What you should do - Scan each line of the records for the word "учреждениям" and extract the ones that have it.

(Source records)
┌────────

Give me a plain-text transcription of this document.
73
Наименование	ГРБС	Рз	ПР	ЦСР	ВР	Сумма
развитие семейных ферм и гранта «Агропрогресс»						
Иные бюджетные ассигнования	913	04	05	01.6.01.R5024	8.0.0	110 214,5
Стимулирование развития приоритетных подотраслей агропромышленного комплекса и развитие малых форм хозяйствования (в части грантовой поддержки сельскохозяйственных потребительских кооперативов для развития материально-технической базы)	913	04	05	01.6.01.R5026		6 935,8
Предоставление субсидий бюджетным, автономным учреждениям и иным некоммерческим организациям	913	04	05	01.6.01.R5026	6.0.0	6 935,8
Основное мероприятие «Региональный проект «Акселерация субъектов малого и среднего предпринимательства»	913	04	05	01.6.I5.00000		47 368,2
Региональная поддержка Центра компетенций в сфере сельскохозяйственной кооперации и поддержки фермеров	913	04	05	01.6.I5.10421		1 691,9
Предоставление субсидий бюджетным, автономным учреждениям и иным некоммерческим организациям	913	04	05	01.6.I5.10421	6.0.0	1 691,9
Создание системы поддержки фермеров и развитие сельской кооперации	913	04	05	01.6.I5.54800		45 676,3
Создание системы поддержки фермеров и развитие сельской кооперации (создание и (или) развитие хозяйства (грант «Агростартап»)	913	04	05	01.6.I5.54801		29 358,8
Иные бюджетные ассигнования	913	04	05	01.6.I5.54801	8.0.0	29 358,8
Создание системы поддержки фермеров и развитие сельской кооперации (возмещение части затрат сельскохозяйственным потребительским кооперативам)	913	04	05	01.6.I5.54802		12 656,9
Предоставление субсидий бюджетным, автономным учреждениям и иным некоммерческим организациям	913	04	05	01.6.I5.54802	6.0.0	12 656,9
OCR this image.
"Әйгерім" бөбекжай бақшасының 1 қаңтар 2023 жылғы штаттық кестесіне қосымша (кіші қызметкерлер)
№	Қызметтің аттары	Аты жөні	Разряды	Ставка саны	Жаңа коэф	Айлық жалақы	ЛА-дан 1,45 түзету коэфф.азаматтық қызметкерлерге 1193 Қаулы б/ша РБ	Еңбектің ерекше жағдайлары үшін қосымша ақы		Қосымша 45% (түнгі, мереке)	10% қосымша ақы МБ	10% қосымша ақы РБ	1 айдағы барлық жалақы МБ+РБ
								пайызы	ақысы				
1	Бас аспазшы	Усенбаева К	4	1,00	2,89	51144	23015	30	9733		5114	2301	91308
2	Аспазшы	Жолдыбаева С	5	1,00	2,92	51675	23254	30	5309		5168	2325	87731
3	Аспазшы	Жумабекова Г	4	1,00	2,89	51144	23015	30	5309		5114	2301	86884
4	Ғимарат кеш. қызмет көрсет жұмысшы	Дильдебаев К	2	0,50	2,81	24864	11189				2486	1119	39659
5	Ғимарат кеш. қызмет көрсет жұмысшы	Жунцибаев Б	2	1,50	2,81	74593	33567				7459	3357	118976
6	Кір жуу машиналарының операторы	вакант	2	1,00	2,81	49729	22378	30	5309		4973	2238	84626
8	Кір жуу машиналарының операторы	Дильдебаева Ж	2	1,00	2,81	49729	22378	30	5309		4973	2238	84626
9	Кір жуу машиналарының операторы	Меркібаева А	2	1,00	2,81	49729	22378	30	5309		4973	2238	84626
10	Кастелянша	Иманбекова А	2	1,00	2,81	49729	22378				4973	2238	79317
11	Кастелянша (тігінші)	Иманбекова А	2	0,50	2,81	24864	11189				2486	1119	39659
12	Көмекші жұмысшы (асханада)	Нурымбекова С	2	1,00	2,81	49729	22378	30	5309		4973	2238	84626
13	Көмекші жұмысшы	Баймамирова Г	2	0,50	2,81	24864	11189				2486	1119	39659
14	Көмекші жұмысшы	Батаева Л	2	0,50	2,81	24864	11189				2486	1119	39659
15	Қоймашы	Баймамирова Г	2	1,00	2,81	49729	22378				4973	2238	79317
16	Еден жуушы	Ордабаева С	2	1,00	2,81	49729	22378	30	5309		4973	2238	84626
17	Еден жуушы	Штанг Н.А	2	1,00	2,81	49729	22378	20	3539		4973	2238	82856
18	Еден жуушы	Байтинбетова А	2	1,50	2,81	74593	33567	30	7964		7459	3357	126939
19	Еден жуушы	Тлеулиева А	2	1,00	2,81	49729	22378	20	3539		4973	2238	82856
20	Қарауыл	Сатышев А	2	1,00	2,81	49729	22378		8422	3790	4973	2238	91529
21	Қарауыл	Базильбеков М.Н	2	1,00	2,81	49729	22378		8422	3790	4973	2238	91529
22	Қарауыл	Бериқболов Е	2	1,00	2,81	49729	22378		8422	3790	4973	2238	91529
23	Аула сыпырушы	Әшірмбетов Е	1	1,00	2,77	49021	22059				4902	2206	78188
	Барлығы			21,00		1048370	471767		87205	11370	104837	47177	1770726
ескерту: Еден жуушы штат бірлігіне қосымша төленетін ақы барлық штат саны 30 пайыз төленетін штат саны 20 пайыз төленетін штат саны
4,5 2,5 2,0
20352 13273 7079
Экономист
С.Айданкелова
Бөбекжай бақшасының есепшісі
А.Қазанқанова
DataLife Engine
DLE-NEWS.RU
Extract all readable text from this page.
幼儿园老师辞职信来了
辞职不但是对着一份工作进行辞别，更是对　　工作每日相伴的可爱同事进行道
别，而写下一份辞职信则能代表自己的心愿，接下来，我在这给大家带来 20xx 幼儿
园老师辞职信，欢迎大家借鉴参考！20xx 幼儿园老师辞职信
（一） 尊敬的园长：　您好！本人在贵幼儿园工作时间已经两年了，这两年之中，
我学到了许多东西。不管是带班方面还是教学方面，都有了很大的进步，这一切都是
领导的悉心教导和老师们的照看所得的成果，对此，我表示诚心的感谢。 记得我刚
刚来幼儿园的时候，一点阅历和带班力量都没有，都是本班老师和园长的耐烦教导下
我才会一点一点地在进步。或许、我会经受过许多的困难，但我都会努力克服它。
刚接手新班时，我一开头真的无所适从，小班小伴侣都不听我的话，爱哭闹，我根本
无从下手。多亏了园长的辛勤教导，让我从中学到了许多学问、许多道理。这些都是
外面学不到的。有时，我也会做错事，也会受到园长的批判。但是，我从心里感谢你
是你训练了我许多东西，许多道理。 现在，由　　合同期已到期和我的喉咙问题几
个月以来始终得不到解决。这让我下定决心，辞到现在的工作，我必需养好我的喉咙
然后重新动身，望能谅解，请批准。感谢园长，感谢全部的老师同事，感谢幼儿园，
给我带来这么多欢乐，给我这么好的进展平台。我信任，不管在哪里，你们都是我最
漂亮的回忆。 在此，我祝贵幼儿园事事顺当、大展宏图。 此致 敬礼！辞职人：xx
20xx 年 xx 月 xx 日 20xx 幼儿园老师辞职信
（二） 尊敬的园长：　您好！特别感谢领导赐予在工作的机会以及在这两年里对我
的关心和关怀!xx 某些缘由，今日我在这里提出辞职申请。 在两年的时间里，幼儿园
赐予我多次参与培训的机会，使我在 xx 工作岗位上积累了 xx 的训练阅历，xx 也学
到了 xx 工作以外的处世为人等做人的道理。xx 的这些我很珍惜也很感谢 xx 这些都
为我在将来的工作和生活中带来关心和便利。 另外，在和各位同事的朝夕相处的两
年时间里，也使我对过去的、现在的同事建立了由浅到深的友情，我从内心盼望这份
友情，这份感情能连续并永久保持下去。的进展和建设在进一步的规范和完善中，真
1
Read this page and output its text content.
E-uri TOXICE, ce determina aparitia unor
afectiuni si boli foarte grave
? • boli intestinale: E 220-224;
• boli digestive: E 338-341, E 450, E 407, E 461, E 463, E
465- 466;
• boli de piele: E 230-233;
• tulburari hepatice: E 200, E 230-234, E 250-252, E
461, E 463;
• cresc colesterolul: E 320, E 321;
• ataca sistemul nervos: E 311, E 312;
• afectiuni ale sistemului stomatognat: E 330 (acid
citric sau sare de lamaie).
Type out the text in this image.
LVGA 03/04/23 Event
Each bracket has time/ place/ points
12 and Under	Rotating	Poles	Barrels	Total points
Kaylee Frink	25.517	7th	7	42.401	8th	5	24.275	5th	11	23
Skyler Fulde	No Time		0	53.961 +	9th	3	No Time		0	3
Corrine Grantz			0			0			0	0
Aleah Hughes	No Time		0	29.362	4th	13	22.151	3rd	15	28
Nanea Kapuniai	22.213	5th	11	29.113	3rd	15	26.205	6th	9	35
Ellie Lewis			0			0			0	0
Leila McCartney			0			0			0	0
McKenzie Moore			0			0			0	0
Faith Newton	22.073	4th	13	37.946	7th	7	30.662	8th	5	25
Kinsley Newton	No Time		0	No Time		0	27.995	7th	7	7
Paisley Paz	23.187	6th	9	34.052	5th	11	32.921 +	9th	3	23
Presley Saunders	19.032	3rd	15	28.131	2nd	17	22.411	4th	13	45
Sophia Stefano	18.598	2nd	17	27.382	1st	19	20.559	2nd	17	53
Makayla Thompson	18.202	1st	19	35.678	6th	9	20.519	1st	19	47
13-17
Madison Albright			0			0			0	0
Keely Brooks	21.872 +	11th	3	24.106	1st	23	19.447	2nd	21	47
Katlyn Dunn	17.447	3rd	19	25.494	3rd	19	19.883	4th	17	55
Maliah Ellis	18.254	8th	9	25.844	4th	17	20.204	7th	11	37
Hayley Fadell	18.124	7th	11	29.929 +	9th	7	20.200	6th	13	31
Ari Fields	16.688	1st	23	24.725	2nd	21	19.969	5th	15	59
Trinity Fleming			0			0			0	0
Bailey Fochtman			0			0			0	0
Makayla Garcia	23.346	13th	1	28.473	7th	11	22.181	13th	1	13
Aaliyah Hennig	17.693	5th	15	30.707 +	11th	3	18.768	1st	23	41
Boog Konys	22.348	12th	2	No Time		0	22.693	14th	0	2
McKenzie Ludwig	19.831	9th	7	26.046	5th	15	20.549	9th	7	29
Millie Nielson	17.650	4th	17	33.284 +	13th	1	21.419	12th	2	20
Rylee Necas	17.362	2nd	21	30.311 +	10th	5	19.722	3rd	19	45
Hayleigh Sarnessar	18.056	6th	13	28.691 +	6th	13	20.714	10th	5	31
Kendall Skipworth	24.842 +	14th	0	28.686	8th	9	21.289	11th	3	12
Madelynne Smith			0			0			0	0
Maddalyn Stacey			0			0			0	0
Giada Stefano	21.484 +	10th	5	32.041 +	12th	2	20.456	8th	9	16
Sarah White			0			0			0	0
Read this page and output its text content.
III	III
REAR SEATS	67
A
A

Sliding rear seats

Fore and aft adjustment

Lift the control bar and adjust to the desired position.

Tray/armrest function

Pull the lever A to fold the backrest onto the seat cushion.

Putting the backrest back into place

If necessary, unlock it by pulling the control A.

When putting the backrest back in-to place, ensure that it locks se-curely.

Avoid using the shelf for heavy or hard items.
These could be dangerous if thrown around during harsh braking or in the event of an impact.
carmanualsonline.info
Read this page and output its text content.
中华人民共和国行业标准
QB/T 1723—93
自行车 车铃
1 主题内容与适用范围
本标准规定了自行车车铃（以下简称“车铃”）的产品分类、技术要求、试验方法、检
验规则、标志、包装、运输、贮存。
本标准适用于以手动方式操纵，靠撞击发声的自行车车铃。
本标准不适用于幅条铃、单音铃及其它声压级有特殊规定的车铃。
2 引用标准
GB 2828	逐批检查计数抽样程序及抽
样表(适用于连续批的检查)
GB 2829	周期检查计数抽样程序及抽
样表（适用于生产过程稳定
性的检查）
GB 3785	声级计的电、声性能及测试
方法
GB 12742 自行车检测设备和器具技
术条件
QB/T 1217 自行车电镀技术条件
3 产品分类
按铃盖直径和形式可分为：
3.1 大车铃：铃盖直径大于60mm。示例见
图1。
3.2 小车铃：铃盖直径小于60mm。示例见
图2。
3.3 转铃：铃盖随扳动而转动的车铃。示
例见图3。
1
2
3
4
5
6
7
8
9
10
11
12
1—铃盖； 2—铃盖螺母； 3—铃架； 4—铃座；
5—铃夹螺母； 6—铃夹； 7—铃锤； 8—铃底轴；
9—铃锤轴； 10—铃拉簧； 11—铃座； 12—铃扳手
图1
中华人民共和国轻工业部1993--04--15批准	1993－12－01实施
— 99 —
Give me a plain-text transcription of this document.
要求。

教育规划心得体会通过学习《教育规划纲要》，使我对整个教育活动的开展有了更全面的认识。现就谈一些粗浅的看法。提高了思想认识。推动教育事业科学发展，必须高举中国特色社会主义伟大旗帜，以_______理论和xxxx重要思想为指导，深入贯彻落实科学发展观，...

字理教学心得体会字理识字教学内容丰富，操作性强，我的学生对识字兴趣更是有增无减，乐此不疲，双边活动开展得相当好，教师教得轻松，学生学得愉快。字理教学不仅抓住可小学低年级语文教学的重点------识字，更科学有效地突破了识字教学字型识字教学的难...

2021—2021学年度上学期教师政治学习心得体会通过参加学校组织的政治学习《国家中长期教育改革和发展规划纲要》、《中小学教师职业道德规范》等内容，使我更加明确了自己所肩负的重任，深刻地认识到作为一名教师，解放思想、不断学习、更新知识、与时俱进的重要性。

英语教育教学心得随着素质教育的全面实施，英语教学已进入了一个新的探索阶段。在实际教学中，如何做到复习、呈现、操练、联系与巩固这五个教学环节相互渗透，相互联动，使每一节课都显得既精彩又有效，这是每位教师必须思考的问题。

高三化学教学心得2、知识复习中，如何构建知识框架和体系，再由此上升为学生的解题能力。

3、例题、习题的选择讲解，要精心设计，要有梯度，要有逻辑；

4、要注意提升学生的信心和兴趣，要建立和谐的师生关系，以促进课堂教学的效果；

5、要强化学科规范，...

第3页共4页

└────────

Correct output -
Предоставление субсидий бюджетным, автономным учреждениям и иным некоммерческим организациям	913	04	05	01.6.01.R5026	6.0.0	6 935,8
Предоставление субсидий бюджетным, автономным учреждениям и иным некоммерческим организациям	913	04	05	01.6.I5.10421	6.0.0	1 691,9
Предоставление субсидий бюджетным, автономным учреждениям и иным некоммерческим организациям	913	04	05	01.6.I5.54802	6.0.0	12 656,9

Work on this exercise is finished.